Rows from a dataset:
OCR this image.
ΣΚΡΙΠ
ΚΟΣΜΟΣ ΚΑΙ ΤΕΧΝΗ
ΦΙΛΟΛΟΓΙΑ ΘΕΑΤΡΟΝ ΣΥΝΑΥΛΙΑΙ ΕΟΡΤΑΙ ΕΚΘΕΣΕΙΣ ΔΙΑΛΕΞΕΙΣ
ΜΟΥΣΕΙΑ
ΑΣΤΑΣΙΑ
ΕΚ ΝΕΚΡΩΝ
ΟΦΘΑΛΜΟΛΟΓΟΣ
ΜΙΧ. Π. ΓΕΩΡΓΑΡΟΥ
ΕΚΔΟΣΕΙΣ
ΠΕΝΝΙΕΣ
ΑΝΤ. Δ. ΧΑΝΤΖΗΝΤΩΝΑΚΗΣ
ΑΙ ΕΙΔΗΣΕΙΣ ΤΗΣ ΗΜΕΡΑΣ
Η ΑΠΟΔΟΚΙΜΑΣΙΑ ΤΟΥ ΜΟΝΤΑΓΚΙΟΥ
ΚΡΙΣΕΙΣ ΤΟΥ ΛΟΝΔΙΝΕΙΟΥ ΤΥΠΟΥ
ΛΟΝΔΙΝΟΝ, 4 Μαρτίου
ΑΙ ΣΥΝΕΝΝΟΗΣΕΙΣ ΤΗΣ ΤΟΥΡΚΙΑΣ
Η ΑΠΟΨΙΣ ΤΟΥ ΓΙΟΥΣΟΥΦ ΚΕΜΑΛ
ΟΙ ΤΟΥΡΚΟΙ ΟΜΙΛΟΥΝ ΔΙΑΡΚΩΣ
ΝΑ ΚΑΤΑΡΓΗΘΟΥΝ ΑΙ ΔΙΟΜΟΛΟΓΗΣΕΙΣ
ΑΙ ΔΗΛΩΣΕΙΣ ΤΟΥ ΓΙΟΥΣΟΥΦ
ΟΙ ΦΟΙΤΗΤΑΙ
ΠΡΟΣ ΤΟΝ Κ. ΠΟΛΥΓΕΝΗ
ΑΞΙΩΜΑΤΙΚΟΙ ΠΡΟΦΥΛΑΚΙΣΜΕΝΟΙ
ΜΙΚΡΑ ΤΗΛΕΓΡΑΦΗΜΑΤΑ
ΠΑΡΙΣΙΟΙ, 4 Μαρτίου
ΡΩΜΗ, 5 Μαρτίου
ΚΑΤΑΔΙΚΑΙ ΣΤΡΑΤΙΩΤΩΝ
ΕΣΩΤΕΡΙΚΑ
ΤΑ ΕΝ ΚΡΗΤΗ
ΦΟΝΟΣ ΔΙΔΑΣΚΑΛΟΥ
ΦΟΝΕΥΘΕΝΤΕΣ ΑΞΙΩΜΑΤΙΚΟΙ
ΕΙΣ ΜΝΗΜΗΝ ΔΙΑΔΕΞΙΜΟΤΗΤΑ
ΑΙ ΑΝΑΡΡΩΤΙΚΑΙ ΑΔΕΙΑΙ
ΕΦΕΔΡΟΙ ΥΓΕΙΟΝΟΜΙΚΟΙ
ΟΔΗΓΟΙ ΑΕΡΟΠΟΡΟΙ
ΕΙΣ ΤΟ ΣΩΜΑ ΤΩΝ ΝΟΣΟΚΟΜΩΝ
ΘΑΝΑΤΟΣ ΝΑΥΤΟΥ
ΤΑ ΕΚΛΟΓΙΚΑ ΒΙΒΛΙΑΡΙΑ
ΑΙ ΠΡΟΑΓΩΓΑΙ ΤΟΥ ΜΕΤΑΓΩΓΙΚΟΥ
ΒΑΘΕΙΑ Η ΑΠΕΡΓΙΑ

» **YOUR GOAL**:
Repeat back the data above, exact to the last character.

» **SOLUTION TO THE PROBLEM**:
OCR this image.
ΣΚΡΙΠ
ΚΟΣΜΟΣ ΚΑΙ ΤΕΧΝΗ
ΦΙΛΟΛΟΓΙΑ ΘΕΑΤΡΟΝ ΣΥΝΑΥΛΙΑΙ ΕΟΡΤΑΙ ΕΚΘΕΣΕΙΣ ΔΙΑΛΕΞΕΙΣ
ΜΟΥΣΕΙΑ
ΑΣΤΑΣΙΑ
ΕΚ ΝΕΚΡΩΝ
ΟΦΘΑΛΜΟΛΟΓΟΣ
ΜΙΧ. Π. ΓΕΩΡΓΑΡΟΥ
ΕΚΔΟΣΕΙΣ
ΠΕΝΝΙΕΣ
ΑΝΤ. Δ. ΧΑΝΤΖΗΝΤΩΝΑΚΗΣ
ΑΙ ΕΙΔΗΣΕΙΣ ΤΗΣ ΗΜΕΡΑΣ
Η ΑΠΟΔΟΚΙΜΑΣΙΑ ΤΟΥ ΜΟΝΤΑΓΚΙΟΥ
ΚΡΙΣΕΙΣ ΤΟΥ ΛΟΝΔΙΝΕΙΟΥ ΤΥΠΟΥ
ΛΟΝΔΙΝΟΝ, 4 Μαρτίου
ΑΙ ΣΥΝΕΝΝΟΗΣΕΙΣ ΤΗΣ ΤΟΥΡΚΙΑΣ
Η ΑΠΟΨΙΣ ΤΟΥ ΓΙΟΥΣΟΥΦ ΚΕΜΑΛ
ΟΙ ΤΟΥΡΚΟΙ ΟΜΙΛΟΥΝ ΔΙΑΡΚΩΣ
ΝΑ ΚΑΤΑΡΓΗΘΟΥΝ ΑΙ ΔΙΟΜΟΛΟΓΗΣΕΙΣ
ΑΙ ΔΗΛΩΣΕΙΣ ΤΟΥ ΓΙΟΥΣΟΥΦ
ΟΙ ΦΟΙΤΗΤΑΙ
ΠΡΟΣ ΤΟΝ Κ. ΠΟΛΥΓΕΝΗ
ΑΞΙΩΜΑΤΙΚΟΙ ΠΡΟΦΥΛΑΚΙΣΜΕΝΟΙ
ΜΙΚΡΑ ΤΗΛΕΓΡΑΦΗΜΑΤΑ
ΠΑΡΙΣΙΟΙ, 4 Μαρτίου
ΡΩΜΗ, 5 Μαρτίου
ΚΑΤΑΔΙΚΑΙ ΣΤΡΑΤΙΩΤΩΝ
ΕΣΩΤΕΡΙΚΑ
ΤΑ ΕΝ ΚΡΗΤΗ
ΦΟΝΟΣ ΔΙΔΑΣΚΑΛΟΥ
ΦΟΝΕΥΘΕΝΤΕΣ ΑΞΙΩΜΑΤΙΚΟΙ
ΕΙΣ ΜΝΗΜΗΝ ΔΙΑΔΕΞΙΜΟΤΗΤΑ
ΑΙ ΑΝΑΡΡΩΤΙΚΑΙ ΑΔΕΙΑΙ
ΕΦΕΔΡΟΙ ΥΓΕΙΟΝΟΜΙΚΟΙ
ΟΔΗΓΟΙ ΑΕΡΟΠΟΡΟΙ
ΕΙΣ ΤΟ ΣΩΜΑ ΤΩΝ ΝΟΣΟΚΟΜΩΝ
ΘΑΝΑΤΟΣ ΝΑΥΤΟΥ
ΤΑ ΕΚΛΟΓΙΚΑ ΒΙΒΛΙΑΡΙΑ
ΑΙ ΠΡΟΑΓΩΓΑΙ ΤΟΥ ΜΕΤΑΓΩΓΙΚΟΥ
ΒΑΘΕΙΑ Η ΑΠΕΡΓΙΑ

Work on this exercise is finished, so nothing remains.